→ Excerpted data

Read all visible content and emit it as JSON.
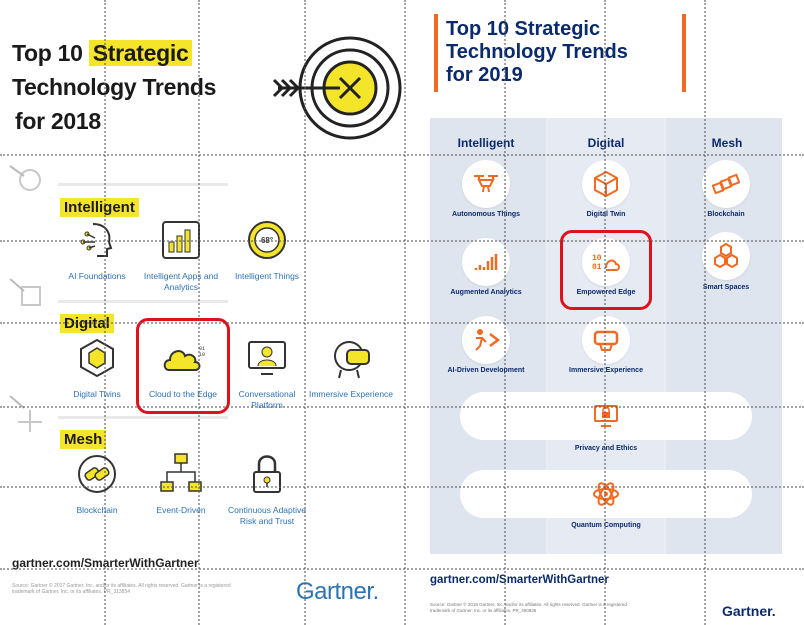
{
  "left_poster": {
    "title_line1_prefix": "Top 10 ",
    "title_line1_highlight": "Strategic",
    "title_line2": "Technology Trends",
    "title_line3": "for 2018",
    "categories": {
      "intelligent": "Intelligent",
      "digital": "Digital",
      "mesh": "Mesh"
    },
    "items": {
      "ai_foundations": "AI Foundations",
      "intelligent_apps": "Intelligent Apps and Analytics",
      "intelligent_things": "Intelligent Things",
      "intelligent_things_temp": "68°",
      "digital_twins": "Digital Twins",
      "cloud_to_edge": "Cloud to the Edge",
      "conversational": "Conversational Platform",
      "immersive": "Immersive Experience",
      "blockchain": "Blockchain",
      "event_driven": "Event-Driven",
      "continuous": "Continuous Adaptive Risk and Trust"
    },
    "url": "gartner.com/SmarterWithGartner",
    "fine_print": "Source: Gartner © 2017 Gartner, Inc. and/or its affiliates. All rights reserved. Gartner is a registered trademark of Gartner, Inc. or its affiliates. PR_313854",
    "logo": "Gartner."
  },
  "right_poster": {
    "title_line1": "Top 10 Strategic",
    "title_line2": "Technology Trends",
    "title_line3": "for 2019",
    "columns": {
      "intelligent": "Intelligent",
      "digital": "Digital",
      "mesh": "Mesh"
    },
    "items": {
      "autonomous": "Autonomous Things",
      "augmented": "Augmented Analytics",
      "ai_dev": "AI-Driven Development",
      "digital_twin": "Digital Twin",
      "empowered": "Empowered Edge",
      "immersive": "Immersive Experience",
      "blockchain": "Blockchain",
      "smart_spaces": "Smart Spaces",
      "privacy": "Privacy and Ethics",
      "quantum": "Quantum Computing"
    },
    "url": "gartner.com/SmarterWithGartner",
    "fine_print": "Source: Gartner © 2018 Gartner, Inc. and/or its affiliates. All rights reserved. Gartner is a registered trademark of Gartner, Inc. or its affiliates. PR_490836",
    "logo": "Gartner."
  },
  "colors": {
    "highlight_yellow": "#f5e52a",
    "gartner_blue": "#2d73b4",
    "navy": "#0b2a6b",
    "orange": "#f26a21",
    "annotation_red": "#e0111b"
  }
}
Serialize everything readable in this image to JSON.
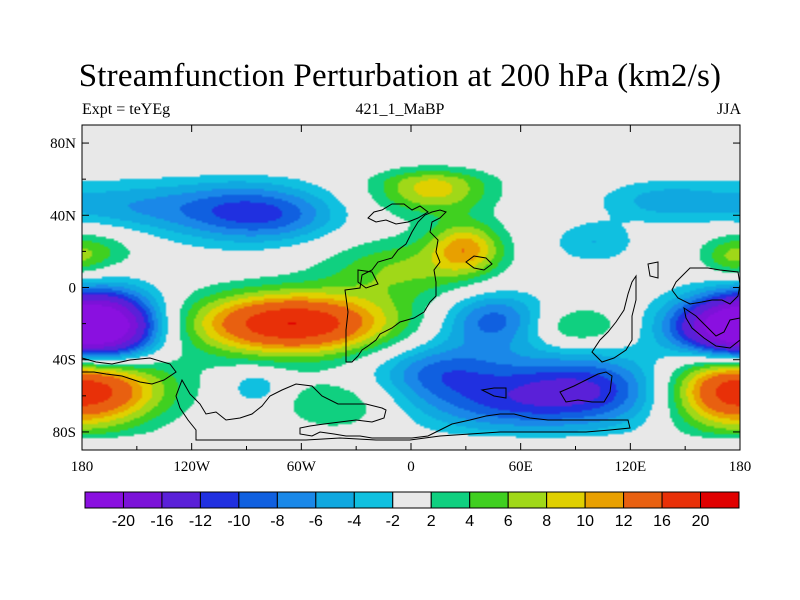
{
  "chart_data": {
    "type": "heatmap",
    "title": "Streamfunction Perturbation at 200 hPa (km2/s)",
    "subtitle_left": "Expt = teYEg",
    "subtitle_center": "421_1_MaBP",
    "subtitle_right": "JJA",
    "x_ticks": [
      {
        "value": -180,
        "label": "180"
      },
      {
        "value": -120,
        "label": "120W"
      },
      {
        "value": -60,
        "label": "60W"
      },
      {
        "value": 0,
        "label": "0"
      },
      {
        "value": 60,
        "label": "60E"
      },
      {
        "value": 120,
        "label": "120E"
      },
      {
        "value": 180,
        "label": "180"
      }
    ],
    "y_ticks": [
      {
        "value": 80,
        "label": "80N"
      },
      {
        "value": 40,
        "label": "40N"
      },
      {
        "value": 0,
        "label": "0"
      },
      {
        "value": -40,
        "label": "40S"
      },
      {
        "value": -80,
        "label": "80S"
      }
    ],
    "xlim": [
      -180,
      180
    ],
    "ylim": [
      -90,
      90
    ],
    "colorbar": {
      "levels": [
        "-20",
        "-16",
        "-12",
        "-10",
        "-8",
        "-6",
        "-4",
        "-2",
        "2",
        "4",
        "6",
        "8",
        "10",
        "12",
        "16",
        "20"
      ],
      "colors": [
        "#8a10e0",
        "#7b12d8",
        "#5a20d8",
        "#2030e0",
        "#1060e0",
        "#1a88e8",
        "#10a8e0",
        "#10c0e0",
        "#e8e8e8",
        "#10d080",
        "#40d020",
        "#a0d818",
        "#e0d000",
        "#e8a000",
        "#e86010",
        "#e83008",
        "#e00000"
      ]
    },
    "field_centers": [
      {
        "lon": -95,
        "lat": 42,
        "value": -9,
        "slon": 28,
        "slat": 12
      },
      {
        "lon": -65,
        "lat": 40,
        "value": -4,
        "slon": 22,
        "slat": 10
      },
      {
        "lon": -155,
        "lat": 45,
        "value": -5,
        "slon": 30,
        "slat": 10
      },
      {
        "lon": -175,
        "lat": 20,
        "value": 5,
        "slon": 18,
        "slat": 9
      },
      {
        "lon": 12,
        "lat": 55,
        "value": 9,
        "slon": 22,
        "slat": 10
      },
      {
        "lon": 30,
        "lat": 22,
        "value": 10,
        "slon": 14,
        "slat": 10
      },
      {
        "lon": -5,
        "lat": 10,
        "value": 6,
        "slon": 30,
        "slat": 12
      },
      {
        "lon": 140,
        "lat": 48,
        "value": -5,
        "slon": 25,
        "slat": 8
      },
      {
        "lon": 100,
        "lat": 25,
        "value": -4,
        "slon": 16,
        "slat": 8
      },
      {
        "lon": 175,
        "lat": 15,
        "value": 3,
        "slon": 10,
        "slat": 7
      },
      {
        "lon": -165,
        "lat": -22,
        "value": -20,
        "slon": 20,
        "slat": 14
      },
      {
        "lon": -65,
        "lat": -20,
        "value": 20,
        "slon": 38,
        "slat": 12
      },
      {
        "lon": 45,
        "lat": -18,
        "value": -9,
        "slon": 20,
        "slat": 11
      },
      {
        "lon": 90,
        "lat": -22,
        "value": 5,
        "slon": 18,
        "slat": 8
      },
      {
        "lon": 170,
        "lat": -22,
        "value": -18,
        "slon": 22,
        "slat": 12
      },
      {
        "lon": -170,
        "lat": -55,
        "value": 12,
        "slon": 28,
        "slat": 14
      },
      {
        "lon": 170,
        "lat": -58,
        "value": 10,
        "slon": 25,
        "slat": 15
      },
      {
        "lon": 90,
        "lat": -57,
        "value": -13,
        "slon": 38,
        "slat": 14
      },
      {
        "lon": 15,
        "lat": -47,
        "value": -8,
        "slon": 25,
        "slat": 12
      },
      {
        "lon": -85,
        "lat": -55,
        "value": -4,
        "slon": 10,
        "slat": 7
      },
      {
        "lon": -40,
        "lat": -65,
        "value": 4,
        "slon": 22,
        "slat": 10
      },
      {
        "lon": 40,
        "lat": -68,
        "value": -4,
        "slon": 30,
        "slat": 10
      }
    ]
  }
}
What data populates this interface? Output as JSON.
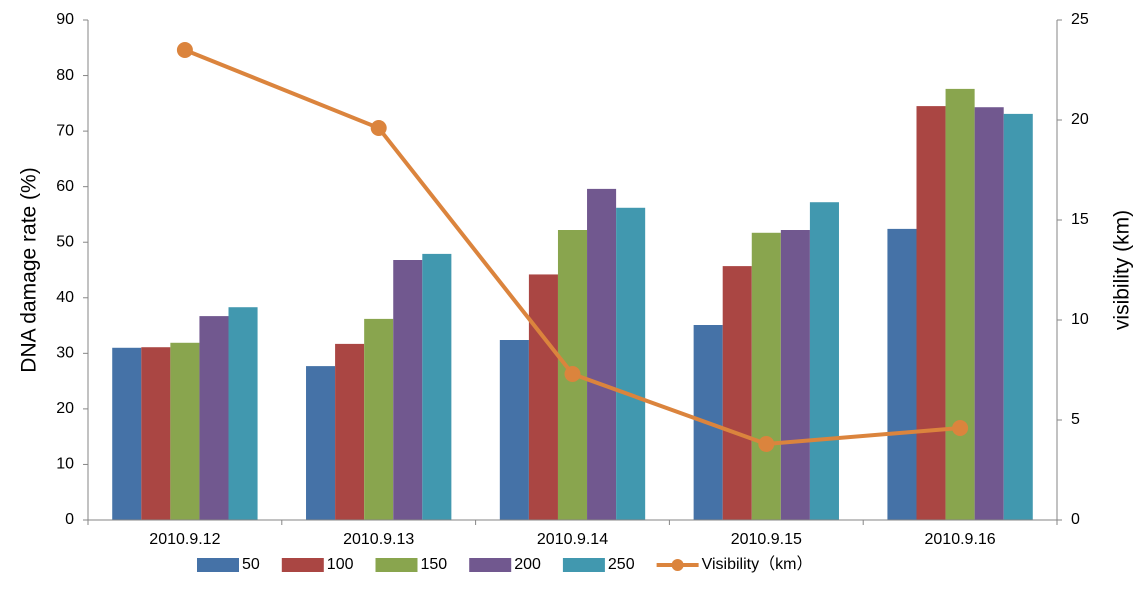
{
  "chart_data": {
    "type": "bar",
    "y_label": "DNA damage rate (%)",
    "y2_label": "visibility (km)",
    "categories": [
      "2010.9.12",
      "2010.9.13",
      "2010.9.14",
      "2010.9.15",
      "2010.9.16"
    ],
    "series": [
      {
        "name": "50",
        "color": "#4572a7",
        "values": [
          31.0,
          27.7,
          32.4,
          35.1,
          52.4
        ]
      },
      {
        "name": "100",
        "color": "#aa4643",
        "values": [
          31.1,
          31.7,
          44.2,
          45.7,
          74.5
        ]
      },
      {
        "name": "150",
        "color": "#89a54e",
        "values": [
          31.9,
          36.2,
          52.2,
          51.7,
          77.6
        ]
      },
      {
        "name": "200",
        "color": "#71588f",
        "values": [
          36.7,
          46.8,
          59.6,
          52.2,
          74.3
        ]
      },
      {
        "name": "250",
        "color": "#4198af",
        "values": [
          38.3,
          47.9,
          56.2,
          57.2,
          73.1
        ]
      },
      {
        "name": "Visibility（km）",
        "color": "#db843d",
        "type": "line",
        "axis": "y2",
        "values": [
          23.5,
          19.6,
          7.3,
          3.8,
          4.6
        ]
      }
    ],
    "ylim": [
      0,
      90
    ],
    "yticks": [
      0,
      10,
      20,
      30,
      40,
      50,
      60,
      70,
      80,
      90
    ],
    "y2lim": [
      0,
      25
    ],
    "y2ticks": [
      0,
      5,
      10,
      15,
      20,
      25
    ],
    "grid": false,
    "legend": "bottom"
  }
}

→ Prompt
Track down all lines above with the string "Edge" and copy them.

→ Final answer
      "cloud_to_edge": "Cloud to the Edge",
      "empowered": "Empowered Edge",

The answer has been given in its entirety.